Reproduce the listing below line for line, without any alteration, and omit the pictures from your reproduction.

* * * * * * *

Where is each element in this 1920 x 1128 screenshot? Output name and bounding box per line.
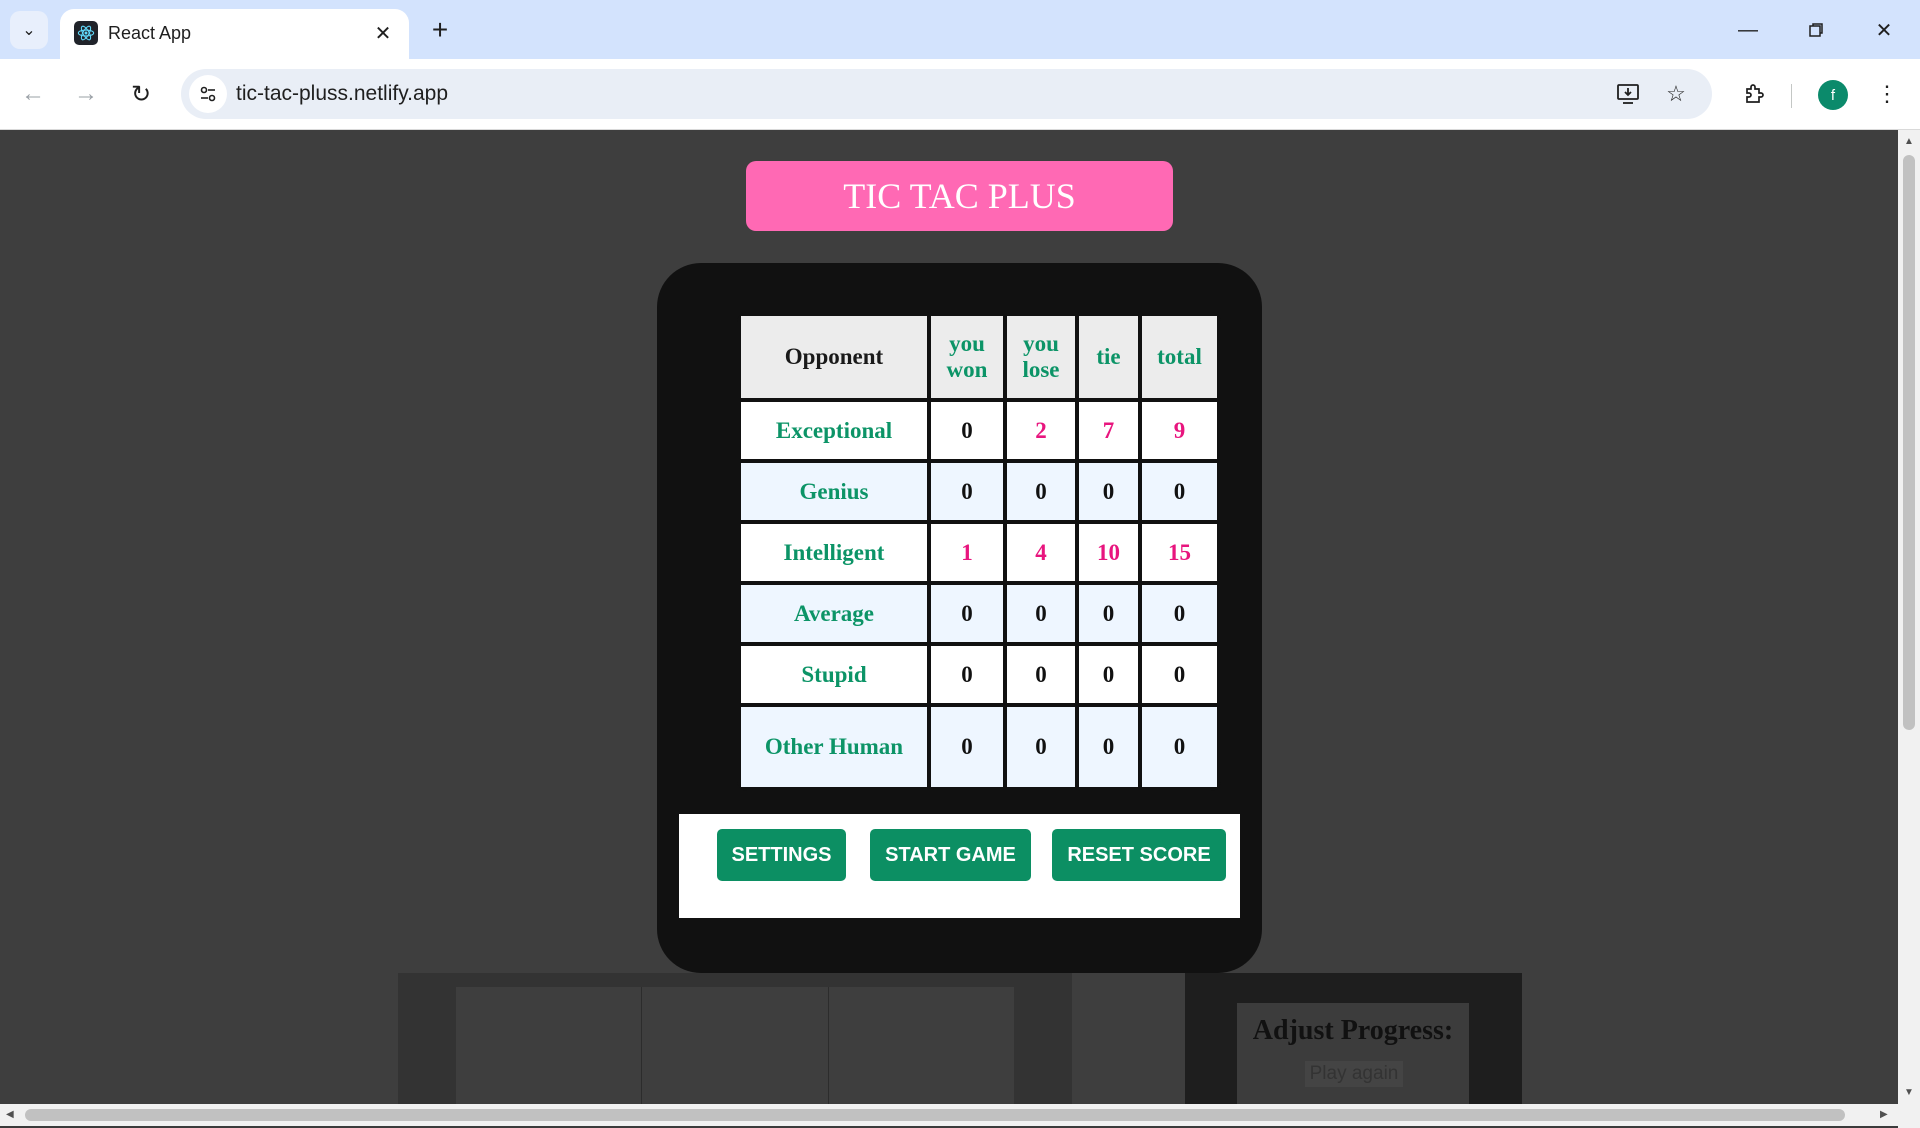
reset-score-button[interactable]: RESET SCORE [1052, 829, 1226, 881]
play-again-button[interactable]: Play again [1305, 1061, 1403, 1087]
tie-cell: 10 [1079, 524, 1138, 581]
won-cell: 0 [931, 585, 1003, 642]
table-row: Average 0 0 0 0 [741, 585, 1217, 642]
page-title: TIC TAC PLUS [746, 161, 1173, 231]
extensions-puzzle-icon[interactable] [1736, 76, 1772, 112]
progress-panel: Adjust Progress: Play again [1185, 973, 1522, 1104]
opponent-cell: Intelligent [741, 524, 927, 581]
won-cell: 0 [931, 707, 1003, 787]
restore-icon[interactable] [1788, 8, 1844, 52]
total-cell: 0 [1142, 707, 1217, 787]
back-arrow-icon[interactable]: ← [15, 76, 51, 112]
header-you-lose: you lose [1007, 316, 1075, 398]
total-cell: 9 [1142, 402, 1217, 459]
vertical-scrollbar[interactable]: ▲ ▼ [1898, 130, 1920, 1104]
opponent-cell: Average [741, 585, 927, 642]
table-row: Stupid 0 0 0 0 [741, 646, 1217, 703]
total-cell: 0 [1142, 585, 1217, 642]
close-window-icon[interactable]: ✕ [1856, 8, 1912, 52]
opponent-cell: Other Human [741, 707, 927, 787]
lose-cell: 0 [1007, 707, 1075, 787]
board-cell[interactable] [829, 987, 1014, 1104]
table-row: Genius 0 0 0 0 [741, 463, 1217, 520]
menu-kebab-icon[interactable]: ⋮ [1869, 76, 1905, 112]
won-cell: 0 [931, 463, 1003, 520]
progress-title: Adjust Progress: [1252, 1015, 1454, 1046]
header-opponent: Opponent [741, 316, 927, 398]
opponent-cell: Exceptional [741, 402, 927, 459]
scrollbar-corner [1898, 1104, 1920, 1128]
opponent-cell: Genius [741, 463, 927, 520]
board-cell[interactable] [642, 987, 829, 1104]
scroll-right-arrow-icon[interactable]: ▶ [1880, 1109, 1888, 1120]
tab-close-icon[interactable]: ✕ [369, 19, 397, 47]
toolbar-separator [1791, 84, 1792, 108]
lose-cell: 4 [1007, 524, 1075, 581]
table-row: Intelligent 1 4 10 15 [741, 524, 1217, 581]
horizontal-scrollbar[interactable]: ◀ ▶ [0, 1104, 1898, 1126]
tab-title: React App [108, 23, 192, 43]
bookmark-star-icon[interactable]: ☆ [1661, 79, 1691, 109]
score-table: Opponent you won you lose tie total Exce… [737, 312, 1221, 791]
header-you-won: you won [931, 316, 1003, 398]
total-cell: 0 [1142, 463, 1217, 520]
game-board-area [398, 973, 1072, 1104]
lose-cell: 0 [1007, 463, 1075, 520]
scroll-down-arrow-icon[interactable]: ▼ [1904, 1087, 1914, 1098]
total-cell: 15 [1142, 524, 1217, 581]
table-header-row: Opponent you won you lose tie total [741, 316, 1217, 398]
tie-cell: 0 [1079, 463, 1138, 520]
score-panel: Opponent you won you lose tie total Exce… [657, 263, 1262, 973]
settings-button[interactable]: SETTINGS [717, 829, 846, 881]
progress-box: Adjust Progress: Play again [1237, 1003, 1469, 1104]
vertical-scroll-thumb[interactable] [1903, 155, 1915, 730]
address-bar[interactable]: tic-tac-pluss.netlify.app ☆ [181, 69, 1712, 119]
header-total: total [1142, 316, 1217, 398]
table-row: Exceptional 0 2 7 9 [741, 402, 1217, 459]
total-cell: 0 [1142, 646, 1217, 703]
tie-cell: 0 [1079, 646, 1138, 703]
tab-strip: ⌄ React App ✕ + — ✕ [0, 0, 1920, 59]
tab-search-chevron-icon[interactable]: ⌄ [10, 11, 48, 49]
scroll-up-arrow-icon[interactable]: ▲ [1904, 136, 1914, 147]
profile-avatar[interactable]: f [1818, 80, 1848, 110]
tie-cell: 7 [1079, 402, 1138, 459]
page-viewport: TIC TAC PLUS Opponent you won you lose t… [0, 130, 1898, 1104]
lose-cell: 2 [1007, 402, 1075, 459]
table-row: Other Human 0 0 0 0 [741, 707, 1217, 787]
opponent-cell: Stupid [741, 646, 927, 703]
browser-tab[interactable]: React App ✕ [60, 9, 409, 59]
new-tab-plus-icon[interactable]: + [424, 14, 456, 46]
header-tie: tie [1079, 316, 1138, 398]
game-board [456, 987, 1014, 1104]
start-game-button[interactable]: START GAME [870, 829, 1031, 881]
site-info-icon[interactable] [189, 75, 227, 113]
won-cell: 1 [931, 524, 1003, 581]
forward-arrow-icon[interactable]: → [68, 76, 104, 112]
lose-cell: 0 [1007, 585, 1075, 642]
minimize-icon[interactable]: — [1720, 8, 1776, 52]
lose-cell: 0 [1007, 646, 1075, 703]
tie-cell: 0 [1079, 707, 1138, 787]
horizontal-scroll-thumb[interactable] [25, 1109, 1845, 1121]
browser-toolbar: ← → ↻ tic-tac-pluss.netlify.app ☆ ⋮ [0, 59, 1920, 130]
reload-icon[interactable]: ↻ [123, 76, 159, 112]
tie-cell: 0 [1079, 585, 1138, 642]
won-cell: 0 [931, 402, 1003, 459]
action-button-bar: SETTINGS START GAME RESET SCORE [679, 814, 1240, 918]
won-cell: 0 [931, 646, 1003, 703]
install-app-icon[interactable] [1613, 79, 1643, 109]
board-cell[interactable] [456, 987, 643, 1104]
scroll-left-arrow-icon[interactable]: ◀ [6, 1109, 14, 1120]
react-favicon-icon [74, 21, 98, 45]
url-text[interactable]: tic-tac-pluss.netlify.app [236, 82, 448, 106]
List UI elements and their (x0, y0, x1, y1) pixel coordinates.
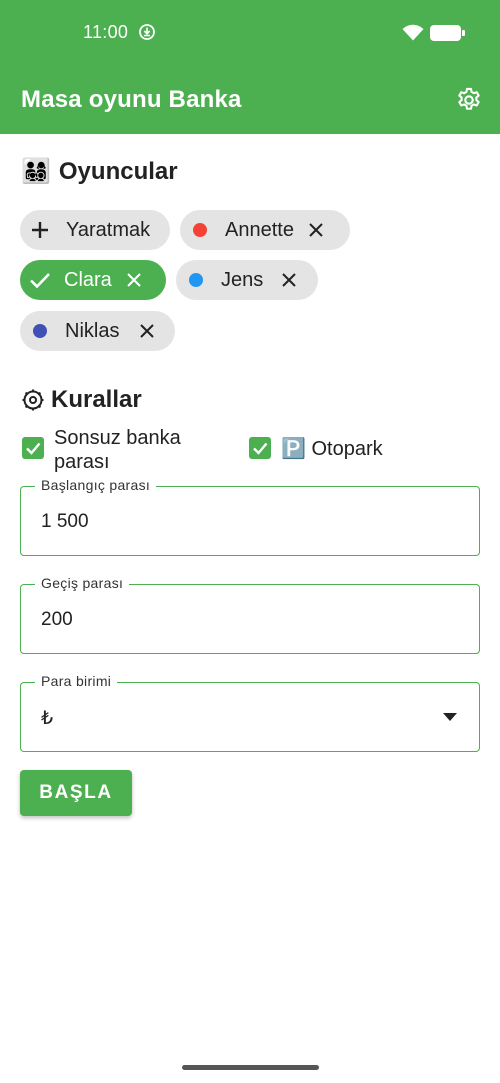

* * * * * * *

__Solution__:
Where is each element in this 1920 x 1128 screenshot? Output name and bounding box per line.
reset-score-button[interactable]: RESET SCORE [1052, 829, 1226, 881]
play-again-button[interactable]: Play again [1305, 1061, 1403, 1087]
tie-cell: 10 [1079, 524, 1138, 581]
won-cell: 0 [931, 585, 1003, 642]
table-row: Average 0 0 0 0 [741, 585, 1217, 642]
page-title: TIC TAC PLUS [746, 161, 1173, 231]
extensions-puzzle-icon[interactable] [1736, 76, 1772, 112]
progress-panel: Adjust Progress: Play again [1185, 973, 1522, 1104]
opponent-cell: Intelligent [741, 524, 927, 581]
won-cell: 0 [931, 707, 1003, 787]
restore-icon[interactable] [1788, 8, 1844, 52]
total-cell: 0 [1142, 707, 1217, 787]
back-arrow-icon[interactable]: ← [15, 76, 51, 112]
header-you-lose: you lose [1007, 316, 1075, 398]
total-cell: 9 [1142, 402, 1217, 459]
vertical-scrollbar[interactable]: ▲ ▼ [1898, 130, 1920, 1104]
opponent-cell: Average [741, 585, 927, 642]
table-row: Stupid 0 0 0 0 [741, 646, 1217, 703]
total-cell: 0 [1142, 585, 1217, 642]
close-window-icon[interactable]: ✕ [1856, 8, 1912, 52]
opponent-cell: Other Human [741, 707, 927, 787]
lose-cell: 0 [1007, 707, 1075, 787]
board-cell[interactable] [829, 987, 1014, 1104]
table-row: Genius 0 0 0 0 [741, 463, 1217, 520]
menu-kebab-icon[interactable]: ⋮ [1869, 76, 1905, 112]
won-cell: 0 [931, 463, 1003, 520]
progress-title: Adjust Progress: [1252, 1015, 1454, 1046]
header-opponent: Opponent [741, 316, 927, 398]
opponent-cell: Exceptional [741, 402, 927, 459]
scrollbar-corner [1898, 1104, 1920, 1128]
opponent-cell: Genius [741, 463, 927, 520]
board-cell[interactable] [642, 987, 829, 1104]
scroll-right-arrow-icon[interactable]: ▶ [1880, 1109, 1888, 1120]
tab-close-icon[interactable]: ✕ [369, 19, 397, 47]
toolbar-separator [1791, 84, 1792, 108]
lose-cell: 4 [1007, 524, 1075, 581]
table-row: Intelligent 1 4 10 15 [741, 524, 1217, 581]
horizontal-scrollbar[interactable]: ◀ ▶ [0, 1104, 1898, 1126]
tab-title: React App [108, 23, 192, 43]
bookmark-star-icon[interactable]: ☆ [1661, 79, 1691, 109]
score-table: Opponent you won you lose tie total Exce… [737, 312, 1221, 791]
header-you-won: you won [931, 316, 1003, 398]
total-cell: 0 [1142, 463, 1217, 520]
game-board-area [398, 973, 1072, 1104]
lose-cell: 0 [1007, 463, 1075, 520]
scroll-down-arrow-icon[interactable]: ▼ [1904, 1087, 1914, 1098]
total-cell: 15 [1142, 524, 1217, 581]
table-header-row: Opponent you won you lose tie total [741, 316, 1217, 398]
tie-cell: 0 [1079, 463, 1138, 520]
score-panel: Opponent you won you lose tie total Exce… [657, 263, 1262, 973]
settings-button[interactable]: SETTINGS [717, 829, 846, 881]
progress-box: Adjust Progress: Play again [1237, 1003, 1469, 1104]
vertical-scroll-thumb[interactable] [1903, 155, 1915, 730]
address-bar[interactable]: tic-tac-pluss.netlify.app ☆ [181, 69, 1712, 119]
header-total: total [1142, 316, 1217, 398]
table-row: Exceptional 0 2 7 9 [741, 402, 1217, 459]
total-cell: 0 [1142, 646, 1217, 703]
tie-cell: 0 [1079, 646, 1138, 703]
tab-strip: ⌄ React App ✕ + — ✕ [0, 0, 1920, 59]
tab-search-chevron-icon[interactable]: ⌄ [10, 11, 48, 49]
scroll-up-arrow-icon[interactable]: ▲ [1904, 136, 1914, 147]
profile-avatar[interactable]: f [1818, 80, 1848, 110]
tie-cell: 7 [1079, 402, 1138, 459]
page-viewport: TIC TAC PLUS Opponent you won you lose t… [0, 130, 1898, 1104]
lose-cell: 2 [1007, 402, 1075, 459]
table-row: Other Human 0 0 0 0 [741, 707, 1217, 787]
opponent-cell: Stupid [741, 646, 927, 703]
browser-tab[interactable]: React App ✕ [60, 9, 409, 59]
new-tab-plus-icon[interactable]: + [424, 14, 456, 46]
header-tie: tie [1079, 316, 1138, 398]
game-board [456, 987, 1014, 1104]
start-game-button[interactable]: START GAME [870, 829, 1031, 881]
site-info-icon[interactable] [189, 75, 227, 113]
won-cell: 1 [931, 524, 1003, 581]
forward-arrow-icon[interactable]: → [68, 76, 104, 112]
lose-cell: 0 [1007, 585, 1075, 642]
minimize-icon[interactable]: — [1720, 8, 1776, 52]
lose-cell: 0 [1007, 646, 1075, 703]
tie-cell: 0 [1079, 707, 1138, 787]
horizontal-scroll-thumb[interactable] [25, 1109, 1845, 1121]
browser-toolbar: ← → ↻ tic-tac-pluss.netlify.app ☆ ⋮ [0, 59, 1920, 130]
reload-icon[interactable]: ↻ [123, 76, 159, 112]
tie-cell: 0 [1079, 585, 1138, 642]
won-cell: 0 [931, 402, 1003, 459]
action-button-bar: SETTINGS START GAME RESET SCORE [679, 814, 1240, 918]
won-cell: 0 [931, 646, 1003, 703]
install-app-icon[interactable] [1613, 79, 1643, 109]
board-cell[interactable] [456, 987, 643, 1104]
scroll-left-arrow-icon[interactable]: ◀ [6, 1109, 14, 1120]
react-favicon-icon [74, 21, 98, 45]
url-text[interactable]: tic-tac-pluss.netlify.app [236, 82, 448, 106]
List UI elements and their (x0, y0, x1, y1) pixel coordinates.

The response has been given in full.